## What to do
Retype exactly the stretch of lines that begins at the line containing "Extract all readable text from this page." and ends at the last line of the data, with no other lines.
══ The input
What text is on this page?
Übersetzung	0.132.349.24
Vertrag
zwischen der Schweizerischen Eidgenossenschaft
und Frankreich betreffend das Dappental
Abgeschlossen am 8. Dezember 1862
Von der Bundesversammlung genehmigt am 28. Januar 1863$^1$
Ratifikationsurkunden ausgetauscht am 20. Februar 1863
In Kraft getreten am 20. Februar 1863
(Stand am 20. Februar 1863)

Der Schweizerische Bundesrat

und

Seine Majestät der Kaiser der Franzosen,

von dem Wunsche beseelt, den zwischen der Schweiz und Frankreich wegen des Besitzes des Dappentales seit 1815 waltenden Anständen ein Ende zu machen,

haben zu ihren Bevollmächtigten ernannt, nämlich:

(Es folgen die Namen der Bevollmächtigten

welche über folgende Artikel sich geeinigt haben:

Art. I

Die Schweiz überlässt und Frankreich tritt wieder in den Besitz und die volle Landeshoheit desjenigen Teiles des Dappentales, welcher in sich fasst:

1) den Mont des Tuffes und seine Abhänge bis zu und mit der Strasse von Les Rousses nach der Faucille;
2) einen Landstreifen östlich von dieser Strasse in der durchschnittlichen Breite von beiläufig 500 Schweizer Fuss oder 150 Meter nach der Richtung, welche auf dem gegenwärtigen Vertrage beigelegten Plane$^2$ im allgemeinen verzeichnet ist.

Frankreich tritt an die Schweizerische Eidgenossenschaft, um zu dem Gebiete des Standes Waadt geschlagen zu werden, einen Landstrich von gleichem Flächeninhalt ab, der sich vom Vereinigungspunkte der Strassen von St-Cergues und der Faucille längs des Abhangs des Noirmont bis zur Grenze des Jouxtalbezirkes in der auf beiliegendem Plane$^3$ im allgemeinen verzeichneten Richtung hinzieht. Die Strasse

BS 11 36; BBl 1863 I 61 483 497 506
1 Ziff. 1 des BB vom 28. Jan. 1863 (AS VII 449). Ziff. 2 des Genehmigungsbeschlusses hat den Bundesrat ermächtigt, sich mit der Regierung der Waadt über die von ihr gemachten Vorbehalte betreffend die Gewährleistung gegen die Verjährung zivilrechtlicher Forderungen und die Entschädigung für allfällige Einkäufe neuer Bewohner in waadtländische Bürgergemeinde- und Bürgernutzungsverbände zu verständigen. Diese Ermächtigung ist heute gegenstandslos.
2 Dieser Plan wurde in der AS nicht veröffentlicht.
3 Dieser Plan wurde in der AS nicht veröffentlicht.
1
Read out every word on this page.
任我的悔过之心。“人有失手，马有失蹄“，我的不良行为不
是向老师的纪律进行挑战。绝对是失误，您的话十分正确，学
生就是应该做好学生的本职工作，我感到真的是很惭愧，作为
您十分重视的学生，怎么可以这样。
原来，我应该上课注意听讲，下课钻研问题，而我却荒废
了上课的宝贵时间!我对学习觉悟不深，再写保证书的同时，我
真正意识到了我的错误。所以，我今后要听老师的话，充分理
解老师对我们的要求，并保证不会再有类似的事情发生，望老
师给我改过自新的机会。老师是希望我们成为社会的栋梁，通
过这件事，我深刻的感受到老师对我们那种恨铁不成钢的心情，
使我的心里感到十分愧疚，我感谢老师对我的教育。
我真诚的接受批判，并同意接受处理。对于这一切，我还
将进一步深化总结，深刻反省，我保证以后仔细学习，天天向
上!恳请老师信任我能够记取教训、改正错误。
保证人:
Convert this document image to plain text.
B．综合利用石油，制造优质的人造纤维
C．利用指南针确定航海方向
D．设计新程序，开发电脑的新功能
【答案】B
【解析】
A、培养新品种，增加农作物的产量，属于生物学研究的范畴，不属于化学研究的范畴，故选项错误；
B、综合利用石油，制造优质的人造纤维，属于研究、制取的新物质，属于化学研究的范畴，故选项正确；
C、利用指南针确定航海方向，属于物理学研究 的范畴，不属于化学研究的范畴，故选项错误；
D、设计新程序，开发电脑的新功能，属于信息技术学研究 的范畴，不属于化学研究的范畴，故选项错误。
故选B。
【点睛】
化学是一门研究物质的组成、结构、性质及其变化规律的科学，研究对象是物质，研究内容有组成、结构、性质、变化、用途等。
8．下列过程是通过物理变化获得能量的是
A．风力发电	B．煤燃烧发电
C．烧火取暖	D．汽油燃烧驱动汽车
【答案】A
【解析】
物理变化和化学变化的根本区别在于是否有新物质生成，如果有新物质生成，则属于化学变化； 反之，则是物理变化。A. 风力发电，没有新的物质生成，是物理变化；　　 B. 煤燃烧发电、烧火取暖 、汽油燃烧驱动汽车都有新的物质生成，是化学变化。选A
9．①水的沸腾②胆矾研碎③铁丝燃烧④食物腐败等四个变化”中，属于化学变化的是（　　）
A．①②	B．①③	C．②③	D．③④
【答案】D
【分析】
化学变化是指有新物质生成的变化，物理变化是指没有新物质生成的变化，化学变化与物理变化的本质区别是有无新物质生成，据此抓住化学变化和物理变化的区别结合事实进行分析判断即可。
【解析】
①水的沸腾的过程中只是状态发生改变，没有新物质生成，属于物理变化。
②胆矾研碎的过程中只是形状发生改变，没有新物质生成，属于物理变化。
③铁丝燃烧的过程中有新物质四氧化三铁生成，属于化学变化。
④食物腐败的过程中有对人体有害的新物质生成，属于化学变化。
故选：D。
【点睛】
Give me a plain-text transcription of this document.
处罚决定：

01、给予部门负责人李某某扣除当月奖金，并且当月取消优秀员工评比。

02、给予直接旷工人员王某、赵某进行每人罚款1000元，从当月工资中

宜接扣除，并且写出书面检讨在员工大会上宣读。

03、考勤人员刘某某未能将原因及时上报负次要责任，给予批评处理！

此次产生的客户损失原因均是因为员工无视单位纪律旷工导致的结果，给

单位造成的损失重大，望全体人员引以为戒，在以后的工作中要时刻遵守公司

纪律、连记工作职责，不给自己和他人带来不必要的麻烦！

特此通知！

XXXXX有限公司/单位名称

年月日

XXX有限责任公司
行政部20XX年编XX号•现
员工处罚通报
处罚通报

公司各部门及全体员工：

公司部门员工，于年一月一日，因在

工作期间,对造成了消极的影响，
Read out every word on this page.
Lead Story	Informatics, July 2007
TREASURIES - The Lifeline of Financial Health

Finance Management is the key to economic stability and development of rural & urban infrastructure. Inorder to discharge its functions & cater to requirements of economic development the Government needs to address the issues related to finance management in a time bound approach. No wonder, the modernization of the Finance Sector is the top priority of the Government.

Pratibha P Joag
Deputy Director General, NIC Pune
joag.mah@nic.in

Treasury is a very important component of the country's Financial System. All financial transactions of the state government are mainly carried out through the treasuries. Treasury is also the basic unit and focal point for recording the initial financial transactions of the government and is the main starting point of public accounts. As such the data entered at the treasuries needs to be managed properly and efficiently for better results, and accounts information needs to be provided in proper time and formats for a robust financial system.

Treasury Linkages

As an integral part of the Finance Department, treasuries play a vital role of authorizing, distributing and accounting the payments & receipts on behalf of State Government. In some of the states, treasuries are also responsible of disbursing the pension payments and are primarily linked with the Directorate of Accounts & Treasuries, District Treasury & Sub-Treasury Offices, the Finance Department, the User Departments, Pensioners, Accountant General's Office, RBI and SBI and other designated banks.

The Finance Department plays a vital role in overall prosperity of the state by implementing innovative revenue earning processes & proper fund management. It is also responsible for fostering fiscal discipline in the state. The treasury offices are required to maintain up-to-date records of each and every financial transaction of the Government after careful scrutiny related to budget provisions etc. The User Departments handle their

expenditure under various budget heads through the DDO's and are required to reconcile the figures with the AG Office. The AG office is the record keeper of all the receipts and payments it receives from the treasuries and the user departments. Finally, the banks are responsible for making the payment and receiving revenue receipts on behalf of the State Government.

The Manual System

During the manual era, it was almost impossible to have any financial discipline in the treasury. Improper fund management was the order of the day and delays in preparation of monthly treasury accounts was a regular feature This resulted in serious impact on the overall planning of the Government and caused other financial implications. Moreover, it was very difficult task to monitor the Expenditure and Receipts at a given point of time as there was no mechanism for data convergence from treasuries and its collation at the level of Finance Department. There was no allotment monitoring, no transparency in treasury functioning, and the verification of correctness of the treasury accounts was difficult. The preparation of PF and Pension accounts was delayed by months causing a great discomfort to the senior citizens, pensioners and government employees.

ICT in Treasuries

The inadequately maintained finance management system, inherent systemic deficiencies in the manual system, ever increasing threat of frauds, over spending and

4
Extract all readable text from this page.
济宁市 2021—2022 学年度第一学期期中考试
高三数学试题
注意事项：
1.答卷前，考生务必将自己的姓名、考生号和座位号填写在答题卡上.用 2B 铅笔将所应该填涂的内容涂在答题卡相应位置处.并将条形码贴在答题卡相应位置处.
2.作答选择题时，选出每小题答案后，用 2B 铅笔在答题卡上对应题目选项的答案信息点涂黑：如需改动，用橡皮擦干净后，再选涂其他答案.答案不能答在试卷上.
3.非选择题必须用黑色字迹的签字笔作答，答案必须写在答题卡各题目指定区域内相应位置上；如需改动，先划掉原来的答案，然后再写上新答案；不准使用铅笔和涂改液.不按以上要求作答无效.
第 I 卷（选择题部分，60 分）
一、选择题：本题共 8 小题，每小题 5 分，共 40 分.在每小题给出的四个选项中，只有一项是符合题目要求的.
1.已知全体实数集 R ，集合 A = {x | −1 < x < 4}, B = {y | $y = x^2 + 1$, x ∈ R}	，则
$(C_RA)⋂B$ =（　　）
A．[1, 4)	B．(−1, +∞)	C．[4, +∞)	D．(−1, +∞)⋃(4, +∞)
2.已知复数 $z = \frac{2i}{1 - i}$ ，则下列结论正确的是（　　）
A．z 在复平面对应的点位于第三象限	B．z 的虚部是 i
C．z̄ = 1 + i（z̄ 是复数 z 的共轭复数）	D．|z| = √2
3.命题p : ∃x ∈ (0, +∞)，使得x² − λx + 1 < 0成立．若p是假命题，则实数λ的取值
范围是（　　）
════
## Solved problem
Extract all readable text from this page.
济宁市 2021—2022 学年度第一学期期中考试
高三数学试题
注意事项：
1.答卷前，考生务必将自己的姓名、考生号和座位号填写在答题卡上.用 2B 铅笔将所应该填涂的内容涂在答题卡相应位置处.并将条形码贴在答题卡相应位置处.
2.作答选择题时，选出每小题答案后，用 2B 铅笔在答题卡上对应题目选项的答案信息点涂黑：如需改动，用橡皮擦干净后，再选涂其他答案.答案不能答在试卷上.
3.非选择题必须用黑色字迹的签字笔作答，答案必须写在答题卡各题目指定区域内相应位置上；如需改动，先划掉原来的答案，然后再写上新答案；不准使用铅笔和涂改液.不按以上要求作答无效.
第 I 卷（选择题部分，60 分）
一、选择题：本题共 8 小题，每小题 5 分，共 40 分.在每小题给出的四个选项中，只有一项是符合题目要求的.
1.已知全体实数集 R ，集合 A = {x | −1 < x < 4}, B = {y | $y = x^2 + 1$, x ∈ R}	，则
$(C_RA)⋂B$ =（　　）
A．[1, 4)	B．(−1, +∞)	C．[4, +∞)	D．(−1, +∞)⋃(4, +∞)
2.已知复数 $z = \frac{2i}{1 - i}$ ，则下列结论正确的是（　　）
A．z 在复平面对应的点位于第三象限	B．z 的虚部是 i
C．z̄ = 1 + i（z̄ 是复数 z 的共轭复数）	D．|z| = √2
3.命题p : ∃x ∈ (0, +∞)，使得x² − λx + 1 < 0成立．若p是假命题，则实数λ的取值
范围是（　　）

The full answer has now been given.